** BEGIN Input material **
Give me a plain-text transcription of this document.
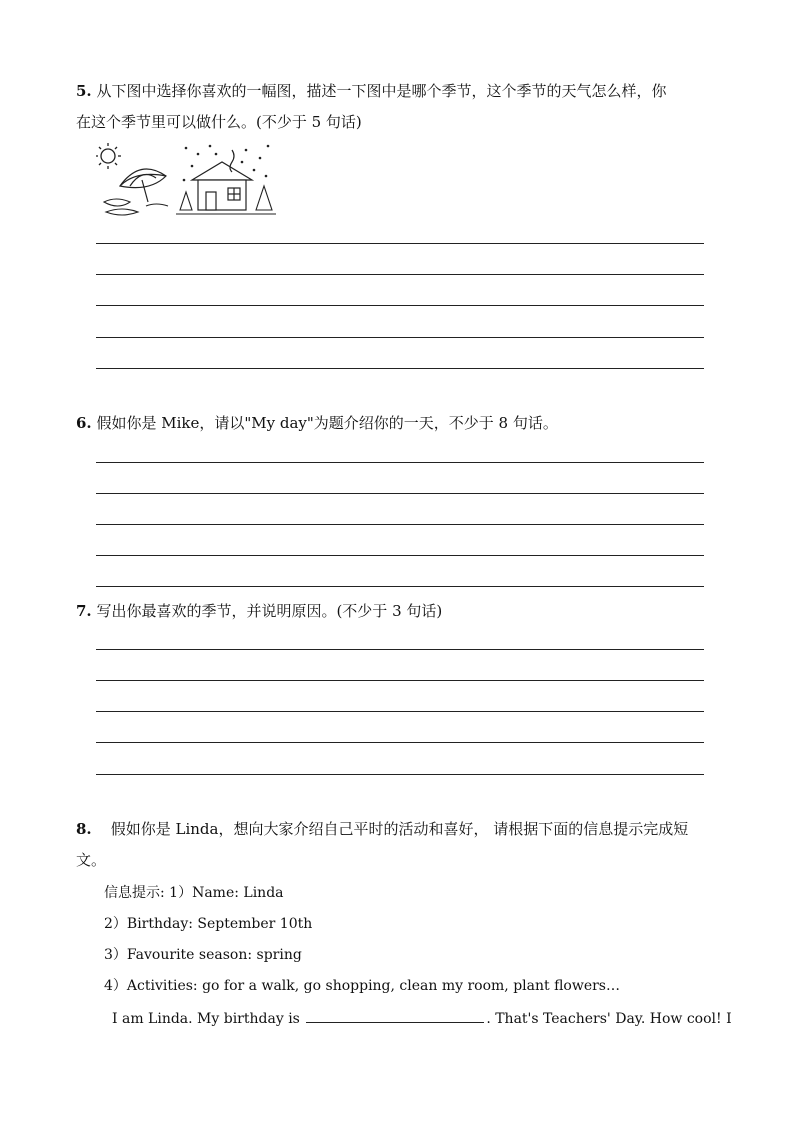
5. 从下图中选择你喜欢的一幅图，描述一下图中是哪个季节，这个季节的天气怎么样，你
在这个季节里可以做什么。(不少于 5 句话)
6. 假如你是 Mike，请以"My day"为题介绍你的一天，不少于 8 句话。
7. 写出你最喜欢的季节，并说明原因。(不少于 3 句话)
8. 假如你是 Linda，想向大家介绍自己平时的活动和喜好， 请根据下面的信息提示完成短
文。
信息提示: 1）Name: Linda
2）Birthday: September 10th
3）Favourite season: spring
4）Activities: go for a walk, go shopping, clean my room, plant flowers…
I am Linda. My birthday is	. That's Teachers' Day. How cool! I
** END Input material **
Pull out all lines containing "Linda".

8. 假如你是 Linda，想向大家介绍自己平时的活动和喜好， 请根据下面的信息提示完成短
信息提示: 1）Name: Linda
I am Linda. My birthday is	. That's Teachers' Day. How cool! I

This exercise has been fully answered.